- [WORK INSTRUCTIONS] Reproduce the listing below exactly, minus its pictures.

- [Saved data entries]
★ ★ ★ ★
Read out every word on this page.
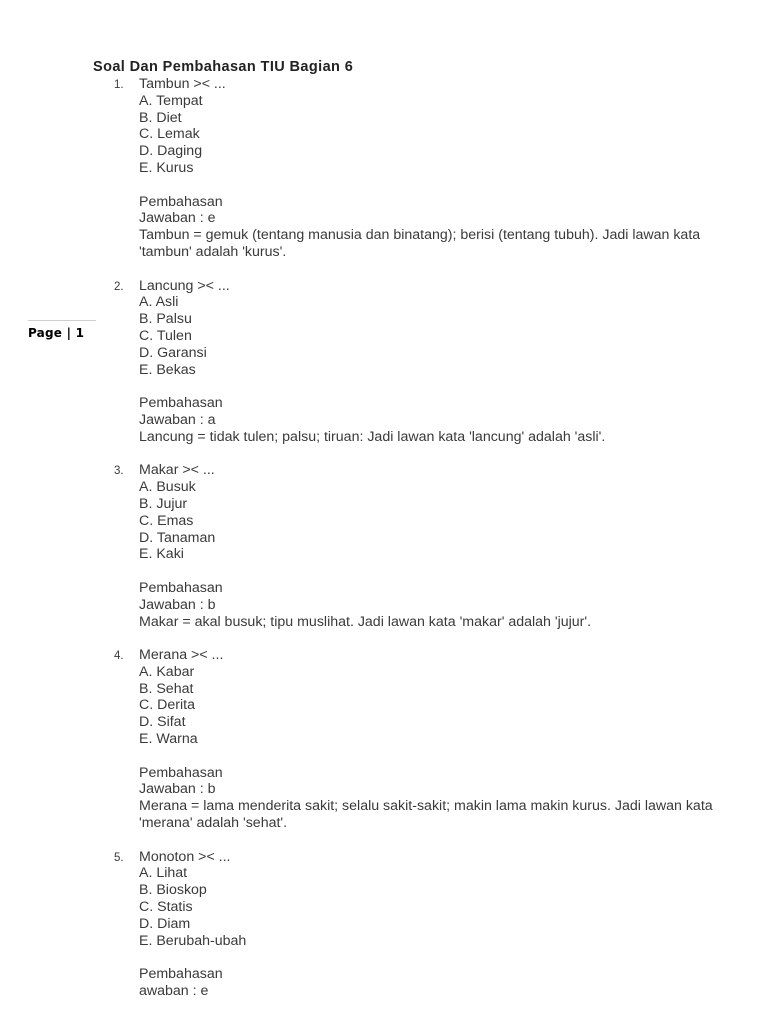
Page | 1
Soal Dan Pembahasan TIU Bagian 6
1. Tambun >< ...
A. Tempat
B. Diet
C. Lemak
D. Daging
E. Kurus
Pembahasan
Jawaban : e
Tambun = gemuk (tentang manusia dan binatang); berisi (tentang tubuh). Jadi lawan kata 'tambun' adalah 'kurus'.
2. Lancung >< ...
A. Asli
B. Palsu
C. Tulen
D. Garansi
E. Bekas
Pembahasan
Jawaban : a
Lancung = tidak tulen; palsu; tiruan: Jadi lawan kata 'lancung' adalah 'asli'.
3. Makar >< ...
A. Busuk
B. Jujur
C. Emas
D. Tanaman
E. Kaki
Pembahasan
Jawaban : b
Makar = akal busuk; tipu muslihat. Jadi lawan kata 'makar' adalah 'jujur'.
4. Merana >< ...
A. Kabar
B. Sehat
C. Derita
D. Sifat
E. Warna
Pembahasan
Jawaban : b
Merana = lama menderita sakit; selalu sakit-sakit; makin lama makin kurus. Jadi lawan kata 'merana' adalah 'sehat'.
5. Monoton >< ...
A. Lihat
B. Bioskop
C. Statis
D. Diam
E. Berubah-ubah
Pembahasan
awaban : e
★ ★ ★ ★
- [SOLUTION FOR THIS EXERCISE]
Read out every word on this page.
Page | 1
Soal Dan Pembahasan TIU Bagian 6
1. Tambun >< ...
A. Tempat
B. Diet
C. Lemak
D. Daging
E. Kurus
Pembahasan
Jawaban : e
Tambun = gemuk (tentang manusia dan binatang); berisi (tentang tubuh). Jadi lawan kata 'tambun' adalah 'kurus'.
2. Lancung >< ...
A. Asli
B. Palsu
C. Tulen
D. Garansi
E. Bekas
Pembahasan
Jawaban : a
Lancung = tidak tulen; palsu; tiruan: Jadi lawan kata 'lancung' adalah 'asli'.
3. Makar >< ...
A. Busuk
B. Jujur
C. Emas
D. Tanaman
E. Kaki
Pembahasan
Jawaban : b
Makar = akal busuk; tipu muslihat. Jadi lawan kata 'makar' adalah 'jujur'.
4. Merana >< ...
A. Kabar
B. Sehat
C. Derita
D. Sifat
E. Warna
Pembahasan
Jawaban : b
Merana = lama menderita sakit; selalu sakit-sakit; makin lama makin kurus. Jadi lawan kata 'merana' adalah 'sehat'.
5. Monoton >< ...
A. Lihat
B. Bioskop
C. Statis
D. Diam
E. Berubah-ubah
Pembahasan
awaban : e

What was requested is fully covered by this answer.